**SET EXERCISE**: Check every line of the entries for "ОГРАНИЧИТЕЛЯ", and copy the lines that hold it.

## begin

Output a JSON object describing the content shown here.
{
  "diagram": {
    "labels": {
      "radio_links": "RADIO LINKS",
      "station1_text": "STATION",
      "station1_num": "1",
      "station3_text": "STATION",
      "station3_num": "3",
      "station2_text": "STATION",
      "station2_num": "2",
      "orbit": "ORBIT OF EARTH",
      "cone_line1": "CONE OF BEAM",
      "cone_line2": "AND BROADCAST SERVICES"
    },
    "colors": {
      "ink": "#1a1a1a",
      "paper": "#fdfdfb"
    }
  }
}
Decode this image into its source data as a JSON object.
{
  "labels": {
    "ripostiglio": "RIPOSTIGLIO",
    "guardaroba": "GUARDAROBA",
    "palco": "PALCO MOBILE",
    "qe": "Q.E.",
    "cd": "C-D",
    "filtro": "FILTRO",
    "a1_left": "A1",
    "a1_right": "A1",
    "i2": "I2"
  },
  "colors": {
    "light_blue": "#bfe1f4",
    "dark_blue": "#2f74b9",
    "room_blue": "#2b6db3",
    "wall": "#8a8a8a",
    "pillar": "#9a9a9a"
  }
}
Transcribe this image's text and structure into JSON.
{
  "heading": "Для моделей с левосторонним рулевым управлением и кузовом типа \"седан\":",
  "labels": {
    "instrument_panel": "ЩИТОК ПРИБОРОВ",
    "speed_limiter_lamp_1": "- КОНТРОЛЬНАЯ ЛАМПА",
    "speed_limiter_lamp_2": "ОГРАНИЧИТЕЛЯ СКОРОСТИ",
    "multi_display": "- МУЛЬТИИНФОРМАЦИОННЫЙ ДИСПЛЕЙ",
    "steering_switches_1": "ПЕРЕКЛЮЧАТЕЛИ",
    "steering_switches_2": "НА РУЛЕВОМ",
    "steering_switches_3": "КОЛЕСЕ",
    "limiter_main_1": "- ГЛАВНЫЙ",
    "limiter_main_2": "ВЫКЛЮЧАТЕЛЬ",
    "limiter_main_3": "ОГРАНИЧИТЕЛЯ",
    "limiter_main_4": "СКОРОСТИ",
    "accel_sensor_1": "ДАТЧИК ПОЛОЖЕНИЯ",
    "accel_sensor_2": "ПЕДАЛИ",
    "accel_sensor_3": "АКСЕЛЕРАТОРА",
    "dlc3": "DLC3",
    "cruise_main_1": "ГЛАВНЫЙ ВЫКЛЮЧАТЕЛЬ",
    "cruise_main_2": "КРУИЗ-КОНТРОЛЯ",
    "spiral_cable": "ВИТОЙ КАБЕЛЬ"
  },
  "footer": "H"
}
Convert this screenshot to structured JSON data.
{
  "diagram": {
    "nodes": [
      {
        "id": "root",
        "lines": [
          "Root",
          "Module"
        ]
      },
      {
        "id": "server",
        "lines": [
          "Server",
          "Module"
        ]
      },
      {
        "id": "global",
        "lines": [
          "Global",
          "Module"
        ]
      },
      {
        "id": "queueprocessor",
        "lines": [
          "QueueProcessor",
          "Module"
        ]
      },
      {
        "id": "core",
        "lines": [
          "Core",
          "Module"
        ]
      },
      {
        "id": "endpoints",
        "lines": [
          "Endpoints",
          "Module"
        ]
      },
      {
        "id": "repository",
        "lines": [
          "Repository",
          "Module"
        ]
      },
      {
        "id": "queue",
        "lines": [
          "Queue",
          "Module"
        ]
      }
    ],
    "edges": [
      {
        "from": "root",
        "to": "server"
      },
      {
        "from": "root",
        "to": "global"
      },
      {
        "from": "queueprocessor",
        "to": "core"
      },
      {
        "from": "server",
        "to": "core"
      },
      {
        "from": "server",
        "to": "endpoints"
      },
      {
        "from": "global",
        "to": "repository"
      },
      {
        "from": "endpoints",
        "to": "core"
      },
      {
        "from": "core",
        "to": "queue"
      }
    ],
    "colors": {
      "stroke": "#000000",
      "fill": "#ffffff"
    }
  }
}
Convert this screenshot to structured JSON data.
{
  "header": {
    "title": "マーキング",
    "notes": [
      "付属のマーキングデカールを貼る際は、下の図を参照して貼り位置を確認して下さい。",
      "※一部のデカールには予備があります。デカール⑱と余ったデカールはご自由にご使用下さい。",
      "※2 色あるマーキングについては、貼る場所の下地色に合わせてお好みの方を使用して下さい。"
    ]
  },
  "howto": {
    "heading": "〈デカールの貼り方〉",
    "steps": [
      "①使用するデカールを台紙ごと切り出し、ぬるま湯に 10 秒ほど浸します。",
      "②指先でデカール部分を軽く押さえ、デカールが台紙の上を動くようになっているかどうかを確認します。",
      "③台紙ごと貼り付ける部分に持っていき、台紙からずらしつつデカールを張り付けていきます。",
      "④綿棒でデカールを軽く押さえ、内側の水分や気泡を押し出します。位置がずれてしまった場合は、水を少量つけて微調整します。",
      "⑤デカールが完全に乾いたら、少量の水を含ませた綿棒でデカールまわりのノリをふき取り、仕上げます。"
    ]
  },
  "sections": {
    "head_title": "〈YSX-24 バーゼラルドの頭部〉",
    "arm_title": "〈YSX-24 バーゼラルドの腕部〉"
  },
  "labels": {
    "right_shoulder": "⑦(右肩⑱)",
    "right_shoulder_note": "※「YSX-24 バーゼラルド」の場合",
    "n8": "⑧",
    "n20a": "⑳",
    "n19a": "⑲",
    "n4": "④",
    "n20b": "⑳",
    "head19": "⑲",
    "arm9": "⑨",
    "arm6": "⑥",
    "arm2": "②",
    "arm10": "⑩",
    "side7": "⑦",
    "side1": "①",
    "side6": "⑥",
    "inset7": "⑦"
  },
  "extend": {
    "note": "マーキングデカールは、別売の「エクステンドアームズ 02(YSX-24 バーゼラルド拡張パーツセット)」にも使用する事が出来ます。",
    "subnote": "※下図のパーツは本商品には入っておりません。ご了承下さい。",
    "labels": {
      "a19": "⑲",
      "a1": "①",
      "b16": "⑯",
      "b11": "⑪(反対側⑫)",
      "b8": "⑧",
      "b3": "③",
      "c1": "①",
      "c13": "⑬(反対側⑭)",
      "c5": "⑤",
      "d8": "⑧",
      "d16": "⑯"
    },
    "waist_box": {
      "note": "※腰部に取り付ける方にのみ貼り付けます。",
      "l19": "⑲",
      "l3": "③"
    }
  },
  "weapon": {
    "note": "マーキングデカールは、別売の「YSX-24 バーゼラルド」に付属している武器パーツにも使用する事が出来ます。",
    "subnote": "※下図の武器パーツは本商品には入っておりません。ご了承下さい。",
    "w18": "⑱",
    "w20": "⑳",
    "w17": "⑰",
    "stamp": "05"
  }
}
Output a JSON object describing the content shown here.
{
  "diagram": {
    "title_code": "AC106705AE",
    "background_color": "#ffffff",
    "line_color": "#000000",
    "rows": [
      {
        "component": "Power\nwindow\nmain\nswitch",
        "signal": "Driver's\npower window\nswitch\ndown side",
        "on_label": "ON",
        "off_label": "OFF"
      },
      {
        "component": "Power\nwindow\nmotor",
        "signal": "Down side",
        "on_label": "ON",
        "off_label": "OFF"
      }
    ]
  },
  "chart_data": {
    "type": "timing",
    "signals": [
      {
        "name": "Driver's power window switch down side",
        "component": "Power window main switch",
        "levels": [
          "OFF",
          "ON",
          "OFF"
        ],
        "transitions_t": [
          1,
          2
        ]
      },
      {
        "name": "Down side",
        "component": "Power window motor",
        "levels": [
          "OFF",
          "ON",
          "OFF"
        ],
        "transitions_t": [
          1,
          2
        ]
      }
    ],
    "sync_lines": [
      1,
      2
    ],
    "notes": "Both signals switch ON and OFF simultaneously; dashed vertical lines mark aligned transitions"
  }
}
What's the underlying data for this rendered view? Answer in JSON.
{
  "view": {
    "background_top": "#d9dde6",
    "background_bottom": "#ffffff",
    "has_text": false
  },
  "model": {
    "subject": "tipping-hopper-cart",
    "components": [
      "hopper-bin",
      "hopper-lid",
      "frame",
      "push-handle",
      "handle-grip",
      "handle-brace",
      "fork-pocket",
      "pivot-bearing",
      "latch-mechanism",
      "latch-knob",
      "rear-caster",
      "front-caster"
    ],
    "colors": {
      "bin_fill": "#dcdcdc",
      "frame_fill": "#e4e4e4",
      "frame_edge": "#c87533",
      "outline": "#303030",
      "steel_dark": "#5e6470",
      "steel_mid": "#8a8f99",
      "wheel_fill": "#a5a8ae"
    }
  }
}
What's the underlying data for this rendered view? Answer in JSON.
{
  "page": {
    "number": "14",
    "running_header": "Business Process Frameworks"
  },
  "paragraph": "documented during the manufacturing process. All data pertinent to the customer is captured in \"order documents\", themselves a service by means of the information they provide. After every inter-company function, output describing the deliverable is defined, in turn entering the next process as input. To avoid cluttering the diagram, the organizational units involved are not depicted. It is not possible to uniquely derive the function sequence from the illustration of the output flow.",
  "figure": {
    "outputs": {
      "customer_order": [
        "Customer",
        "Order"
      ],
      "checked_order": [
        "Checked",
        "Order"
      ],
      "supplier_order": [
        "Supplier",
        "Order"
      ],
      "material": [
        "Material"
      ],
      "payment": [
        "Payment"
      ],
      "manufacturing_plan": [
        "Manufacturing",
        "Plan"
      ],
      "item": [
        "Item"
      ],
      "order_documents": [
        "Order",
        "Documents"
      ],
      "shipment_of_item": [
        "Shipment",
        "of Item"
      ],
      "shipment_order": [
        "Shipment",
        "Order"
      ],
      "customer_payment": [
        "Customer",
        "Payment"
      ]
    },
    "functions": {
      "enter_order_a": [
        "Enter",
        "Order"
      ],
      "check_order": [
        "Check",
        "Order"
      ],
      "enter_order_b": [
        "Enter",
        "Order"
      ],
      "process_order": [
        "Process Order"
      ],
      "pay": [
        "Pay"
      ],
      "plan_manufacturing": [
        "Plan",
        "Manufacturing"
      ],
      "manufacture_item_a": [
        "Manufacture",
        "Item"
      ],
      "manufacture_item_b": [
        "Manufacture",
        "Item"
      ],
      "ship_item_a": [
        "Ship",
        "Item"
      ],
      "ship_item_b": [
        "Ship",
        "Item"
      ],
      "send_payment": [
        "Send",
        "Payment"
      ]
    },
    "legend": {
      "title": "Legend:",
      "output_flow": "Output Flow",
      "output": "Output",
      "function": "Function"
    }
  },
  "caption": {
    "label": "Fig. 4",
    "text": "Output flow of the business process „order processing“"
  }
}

## end

**RESPONSE TO THE EXERCISE**:
    "speed_limiter_lamp_2": "ОГРАНИЧИТЕЛЯ СКОРОСТИ",
    "limiter_main_3": "ОГРАНИЧИТЕЛЯ",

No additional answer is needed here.